◆ Material provided
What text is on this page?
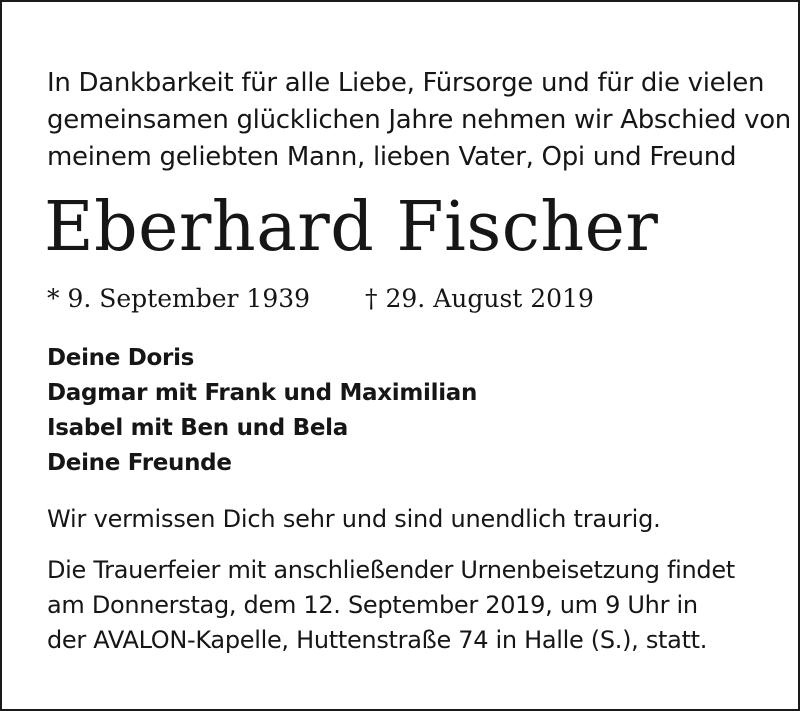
In Dankbarkeit für alle Liebe, Fürsorge und für die vielen
gemeinsamen glücklichen Jahre nehmen wir Abschied von
meinem geliebten Mann, lieben Vater, Opi und Freund
Eberhard Fischer
* 9. September 1939 † 29. August 2019
Deine Doris
Dagmar mit Frank und Maximilian
Isabel mit Ben und Bela
Deine Freunde
Wir vermissen Dich sehr und sind unendlich traurig.
Die Trauerfeier mit anschließender Urnenbeisetzung findet
am Donnerstag, dem 12. September 2019, um 9 Uhr in
der AVALON-Kapelle, Huttenstraße 74 in Halle (S.), statt.
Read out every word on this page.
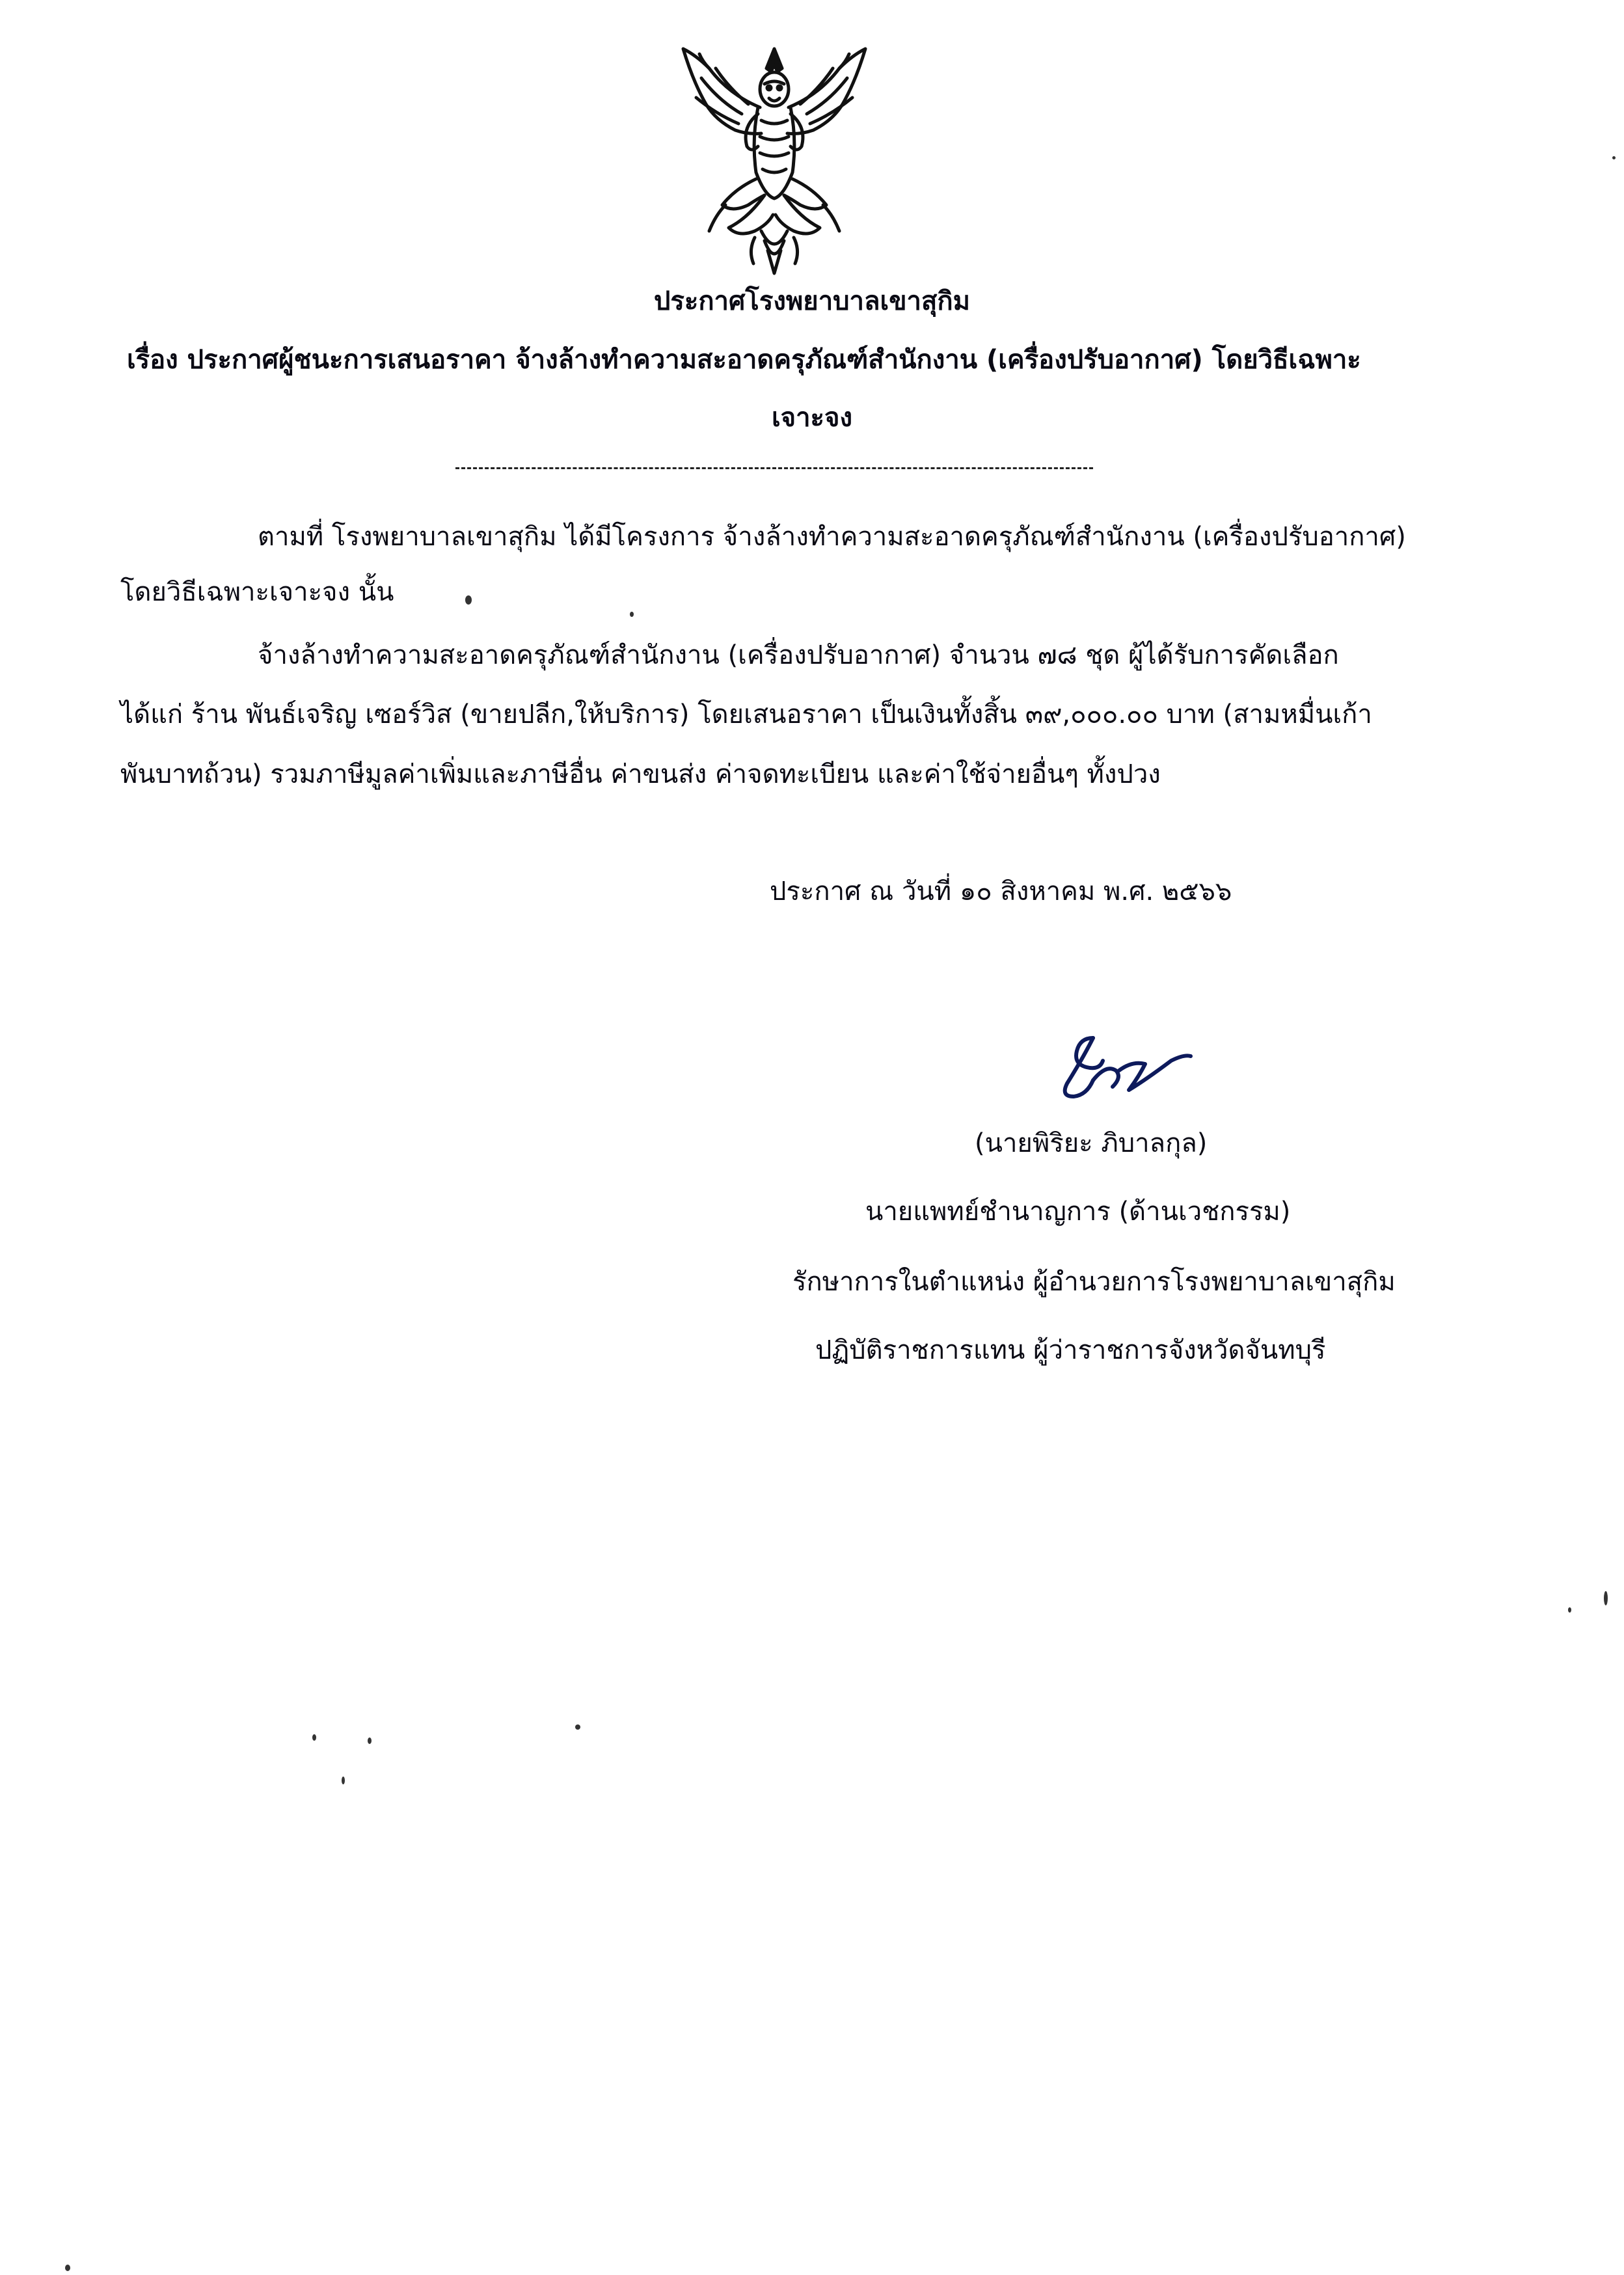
ประกาศโรงพยาบาลเขาสุกิม
เรื่อง ประกาศผู้ชนะการเสนอราคา จ้างล้างทำความสะอาดครุภัณฑ์สำนักงาน (เครื่องปรับอากาศ) โดยวิธีเฉพาะ
เจาะจง
ตามที่ โรงพยาบาลเขาสุกิม ได้มีโครงการ จ้างล้างทำความสะอาดครุภัณฑ์สำนักงาน (เครื่องปรับอากาศ)
โดยวิธีเฉพาะเจาะจง นั้น
จ้างล้างทำความสะอาดครุภัณฑ์สำนักงาน (เครื่องปรับอากาศ) จำนวน ๗๘ ชุด ผู้ได้รับการคัดเลือก
ได้แก่ ร้าน พันธ์เจริญ เซอร์วิส (ขายปลีก,ให้บริการ) โดยเสนอราคา เป็นเงินทั้งสิ้น ๓๙,๐๐๐.๐๐ บาท (สามหมื่นเก้า
พันบาทถ้วน) รวมภาษีมูลค่าเพิ่มและภาษีอื่น ค่าขนส่ง ค่าจดทะเบียน และค่าใช้จ่ายอื่นๆ ทั้งปวง
ประกาศ ณ วันที่ ๑๐ สิงหาคม พ.ศ. ๒๕๖๖
(นายพิริยะ ภิบาลกุล)
นายแพทย์ชำนาญการ (ด้านเวชกรรม)
รักษาการในตำแหน่ง ผู้อำนวยการโรงพยาบาลเขาสุกิม
ปฏิบัติราชการแทน ผู้ว่าราชการจังหวัดจันทบุรี
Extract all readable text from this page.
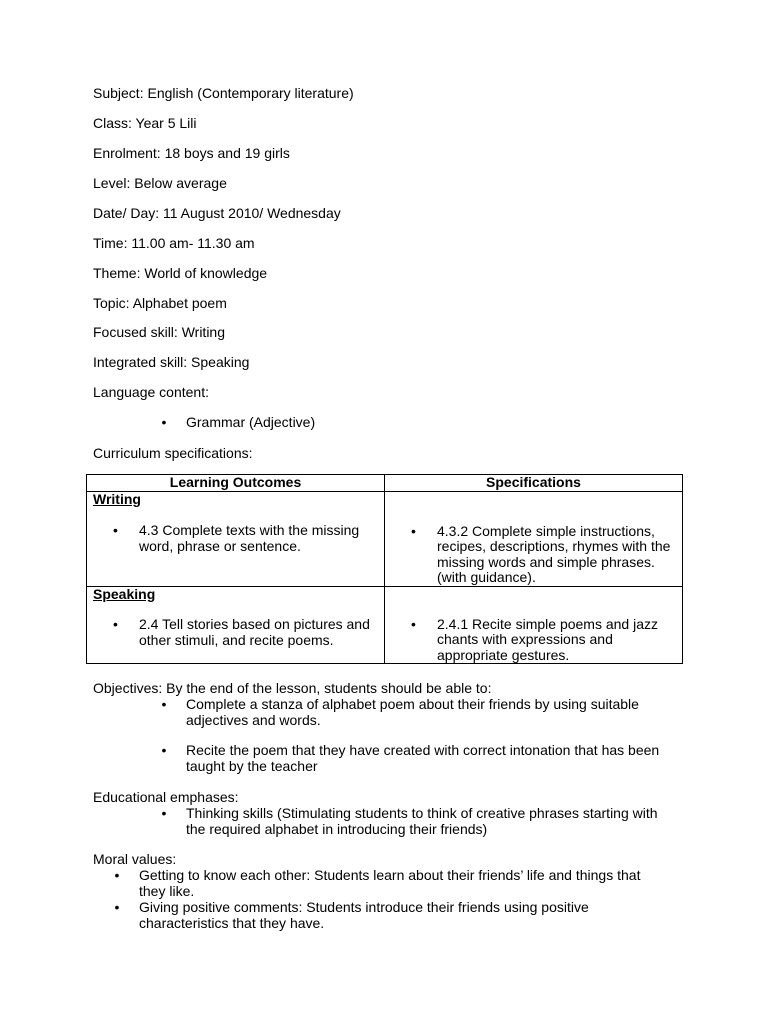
Subject: English (Contemporary literature)
Class: Year 5 Lili
Enrolment: 18 boys and 19 girls
Level: Below average
Date/ Day: 11 August 2010/ Wednesday
Time: 11.00 am- 11.30 am
Theme: World of knowledge
Topic: Alphabet poem
Focused skill: Writing
Integrated skill: Speaking
Language content:
•	Grammar (Adjective)
Curriculum specifications:
Learning Outcomes	Specifications

Writing
• 4.3 Complete texts with the missing word, phrase or sentence.	• 4.3.2 Complete simple instructions, recipes, descriptions, rhymes with the missing words and simple phrases. (with guidance).

Speaking
• 2.4 Tell stories based on pictures and other stimuli, and recite poems.	• 2.4.1 Recite simple poems and jazz chants with expressions and appropriate gestures.
Objectives: By the end of the lesson, students should be able to:
•	Complete a stanza of alphabet poem about their friends by using suitable adjectives and words.
•	Recite the poem that they have created with correct intonation that has been taught by the teacher
Educational emphases:
•	Thinking skills (Stimulating students to think of creative phrases starting with the required alphabet in introducing their friends)
Moral values:
•	Getting to know each other: Students learn about their friends’ life and things that they like.
•	Giving positive comments: Students introduce their friends using positive characteristics that they have.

◆ What is required
Copy out all the data exactly; skip the pictures.

◆ Correct answer
What text is on this page?
In Dankbarkeit für alle Liebe, Fürsorge und für die vielen
gemeinsamen glücklichen Jahre nehmen wir Abschied von
meinem geliebten Mann, lieben Vater, Opi und Freund
Eberhard Fischer
* 9. September 1939 † 29. August 2019
Deine Doris
Dagmar mit Frank und Maximilian
Isabel mit Ben und Bela
Deine Freunde
Wir vermissen Dich sehr und sind unendlich traurig.
Die Trauerfeier mit anschließender Urnenbeisetzung findet
am Donnerstag, dem 12. September 2019, um 9 Uhr in
der AVALON-Kapelle, Huttenstraße 74 in Halle (S.), statt.
Read out every word on this page.
ประกาศโรงพยาบาลเขาสุกิม
เรื่อง ประกาศผู้ชนะการเสนอราคา จ้างล้างทำความสะอาดครุภัณฑ์สำนักงาน (เครื่องปรับอากาศ) โดยวิธีเฉพาะ
เจาะจง
ตามที่ โรงพยาบาลเขาสุกิม ได้มีโครงการ จ้างล้างทำความสะอาดครุภัณฑ์สำนักงาน (เครื่องปรับอากาศ)
โดยวิธีเฉพาะเจาะจง นั้น
จ้างล้างทำความสะอาดครุภัณฑ์สำนักงาน (เครื่องปรับอากาศ) จำนวน ๗๘ ชุด ผู้ได้รับการคัดเลือก
ได้แก่ ร้าน พันธ์เจริญ เซอร์วิส (ขายปลีก,ให้บริการ) โดยเสนอราคา เป็นเงินทั้งสิ้น ๓๙,๐๐๐.๐๐ บาท (สามหมื่นเก้า
พันบาทถ้วน) รวมภาษีมูลค่าเพิ่มและภาษีอื่น ค่าขนส่ง ค่าจดทะเบียน และค่าใช้จ่ายอื่นๆ ทั้งปวง
ประกาศ ณ วันที่ ๑๐ สิงหาคม พ.ศ. ๒๕๖๖
(นายพิริยะ ภิบาลกุล)
นายแพทย์ชำนาญการ (ด้านเวชกรรม)
รักษาการในตำแหน่ง ผู้อำนวยการโรงพยาบาลเขาสุกิม
ปฏิบัติราชการแทน ผู้ว่าราชการจังหวัดจันทบุรี
Extract all readable text from this page.
Subject: English (Contemporary literature)
Class: Year 5 Lili
Enrolment: 18 boys and 19 girls
Level: Below average
Date/ Day: 11 August 2010/ Wednesday
Time: 11.00 am- 11.30 am
Theme: World of knowledge
Topic: Alphabet poem
Focused skill: Writing
Integrated skill: Speaking
Language content:
•	Grammar (Adjective)
Curriculum specifications:
Learning Outcomes	Specifications

Writing
• 4.3 Complete texts with the missing word, phrase or sentence.	• 4.3.2 Complete simple instructions, recipes, descriptions, rhymes with the missing words and simple phrases. (with guidance).

Speaking
• 2.4 Tell stories based on pictures and other stimuli, and recite poems.	• 2.4.1 Recite simple poems and jazz chants with expressions and appropriate gestures.
Objectives: By the end of the lesson, students should be able to:
•	Complete a stanza of alphabet poem about their friends by using suitable adjectives and words.
•	Recite the poem that they have created with correct intonation that has been taught by the teacher
Educational emphases:
•	Thinking skills (Stimulating students to think of creative phrases starting with the required alphabet in introducing their friends)
Moral values:
•	Getting to know each other: Students learn about their friends’ life and things that they like.
•	Giving positive comments: Students introduce their friends using positive characteristics that they have.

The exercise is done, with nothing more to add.